◆ EXCERPTED TEXT
A recent blog post by Simson Garfinkel (of MIT Technology Review) raises an interesting possibility – that Facebook may be positioning itself to be your pathway to a myriad of other Internet sites, so that you don’t have to manage a plethora of user IDs and passwords. Interesting, strategic, potentially scary – lots of words come to mind when thinking about this possibility.
Facebook introduced Facebook Connect in 2008, and it’s now part of a collection of tools Facebook calls Facebook for Websites. To understand Facebook Connect, think about two different styles of building security. In one model, with a whole lot of exterior doors, you have to have a separate key to each one to get into the individual rooms – analogous to your separate passwords for each website you visit.
With Facebook Connect, you have the potential for a new model – a single exterior door, controlled by Facebook, and a single key – your Facebook user ID and password. Once inside, you can then have access (with no new keys required) to any room allowing use of the Facebook key, and you won’t have to get your key out again (retype your password), either. So instead of carrying many keys (user IDs and passwords), you need only carry one, at least for all those sites that support Facebook Connect. Techies call this single signon.
Facebook for Websites gives the sites that implement Facebook Connect access to a number of additional tools. Those sites allow users to “Like” things on non-Facebook sites, to allow users to easily register for a new site (with data pre-filled from their Facebook account, and Facebook Graph, allowing the site to see all of your Facebook Friends so it can leverage that information for marketing and other purposes.
Facebook Connect (and Facebook for Websites) was created, I believe, with the intent of making Facebook a more central part of its users’ Internet experience. Assuming that people used Facebook as their path to other web sites, that makes Facebook itself even more “sticky” as a destination for its users. Dropping their Facebook account would then require re-creating accounts at those places where they had previously logged in with Facebook.

◆ DATASET CONTENT
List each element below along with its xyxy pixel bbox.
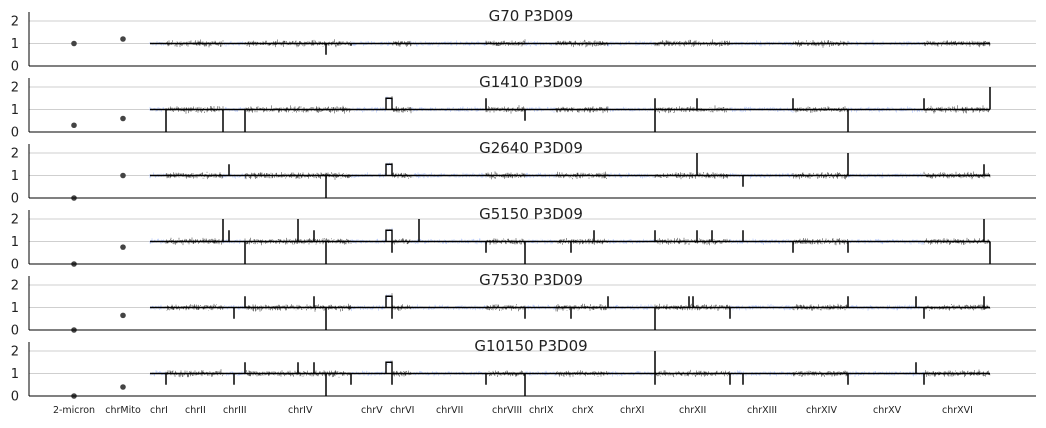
chromosome-label: chrIX	[529, 405, 554, 416]
panel-title: G2640 P3D09	[479, 139, 583, 157]
y-tick-label: 2	[11, 81, 19, 96]
copy-point-chrMito	[120, 244, 126, 250]
amplification-segment	[385, 97, 393, 110]
x-tick-label: chrMito	[105, 405, 141, 416]
copy-point-chrMito	[120, 172, 126, 179]
y-tick-label: 0	[11, 390, 19, 405]
coverage-trace	[391, 162, 412, 179]
panel: 0 1 2 G5150 P3D09	[11, 205, 1036, 273]
panel-title: G7530 P3D09	[479, 271, 583, 289]
copy-point-2-micron	[71, 122, 77, 129]
y-tick-label: 1	[11, 103, 19, 118]
y-tick-label: 0	[11, 126, 19, 141]
y-tick-label: 1	[11, 169, 19, 184]
panel: 0 1 2 G1410 P3D09	[11, 73, 1036, 141]
chromosome-label: chrVIII	[492, 405, 522, 416]
chromosome-label: chrII	[185, 405, 206, 416]
amplification-segment	[385, 361, 393, 374]
chromosome-label: chrX	[572, 405, 594, 416]
panel: 0 1 2 G10150 P3D09	[11, 337, 1036, 405]
panel-title: G5150 P3D09	[479, 205, 583, 223]
y-tick-label: 1	[11, 301, 19, 316]
panel-title: G10150 P3D09	[474, 337, 587, 355]
amplification-segment	[385, 229, 393, 242]
y-tick-label: 2	[11, 213, 19, 228]
coverage-trace	[391, 360, 412, 377]
chromosome-label: chrXIII	[747, 405, 777, 416]
chromosome-label: chrXVI	[942, 405, 973, 416]
chromosome-label: chrI	[150, 405, 168, 416]
y-tick-label: 2	[11, 147, 19, 162]
panel-title: G1410 P3D09	[479, 73, 583, 91]
coverage-trace	[391, 230, 412, 245]
chromosome-label: chrXII	[679, 405, 706, 416]
y-tick-label: 2	[11, 279, 19, 294]
panel: 0 1 2 G2640 P3D09	[11, 139, 1036, 207]
y-tick-label: 2	[11, 15, 19, 30]
coverage-trace	[485, 39, 526, 47]
chromosome-label: chrXI	[620, 405, 644, 416]
copy-point-chrMito	[120, 115, 126, 122]
copy-point-chrMito	[120, 312, 126, 319]
x-tick-labels: 2-micron chrMito chrI chrII chrIII chrIV chrV c…	[53, 405, 973, 416]
x-tick-label: 2-micron	[53, 405, 95, 416]
panel: 0 1 2 G70 P3D09	[11, 7, 1036, 75]
copy-point-2-micron	[71, 40, 77, 47]
y-tick-label: 0	[11, 192, 19, 207]
copy-point-chrMito	[120, 384, 126, 390]
coverage-trace	[391, 96, 412, 114]
copy-point-chrMito	[120, 36, 126, 42]
chromosome-label: chrXV	[873, 405, 902, 416]
y-tick-label: 1	[11, 367, 19, 382]
y-tick-label: 0	[11, 60, 19, 75]
chromosome-label: chrVI	[390, 405, 414, 416]
panel-title: G70 P3D09	[489, 7, 574, 25]
amplification-segment	[385, 295, 393, 308]
y-tick-label: 2	[11, 345, 19, 360]
y-tick-label: 0	[11, 324, 19, 339]
amplification-segment	[385, 163, 393, 176]
chromosome-label: chrXIV	[806, 405, 837, 416]
y-tick-label: 1	[11, 37, 19, 52]
panel: 0 1 2 G7530 P3D09	[11, 271, 1036, 339]
chromosome-label: chrV	[361, 405, 383, 416]
y-tick-label: 0	[11, 258, 19, 273]
chromosome-label: chrIV	[288, 405, 313, 416]
chromosome-label: chrIII	[223, 405, 247, 416]
y-tick-label: 1	[11, 235, 19, 250]
coverage-trace	[391, 293, 412, 311]
chromosome-label: chrVII	[436, 405, 463, 416]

◆ REQUIREMENTS
[1] Using the Facebook Connect post, explain in one to three sentences why people reaching other websites through Facebook would make Facebook more "sticky" for its users.
[2] Extract the passage of the Facebook Connect post between "Facebook for Websites gives" and "and other purposes.", inclusive.
[3] Decide whether each statement below agrees with the Facebook Connect post. Answer yes or no for each and quote the exact words of the post that decide it.
(a) Facebook Connect was introduced in 2008.
(b) Under the single-key model, users still have to retype their password for each site they enter.
(c) Simson Garfinkel is associated with MIT Technology Review.

◆ FULL ANSWERS
[1] If people used Facebook as their path to other websites, dropping their Facebook account would mean re-creating accounts at every site where they had logged in with Facebook. That extra effort makes Facebook a stickier destination.

[2]
Facebook for Websites gives the sites that implement Facebook Connect access to a number of additional tools. Those sites allow users to “Like” things on non-Facebook sites, to allow users to easily register for a new site (with data pre-filled from their Facebook account, and Facebook Graph, allowing the site to see all of your Facebook Friends so it can leverage that information for marketing and other purposes.

[3]
(a) Yes: "Facebook introduced Facebook Connect in 2008"
(b) No: "you won’t have to get your key out again (retype your password), either"
(c) Yes: "Simson Garfinkel (of MIT Technology Review)"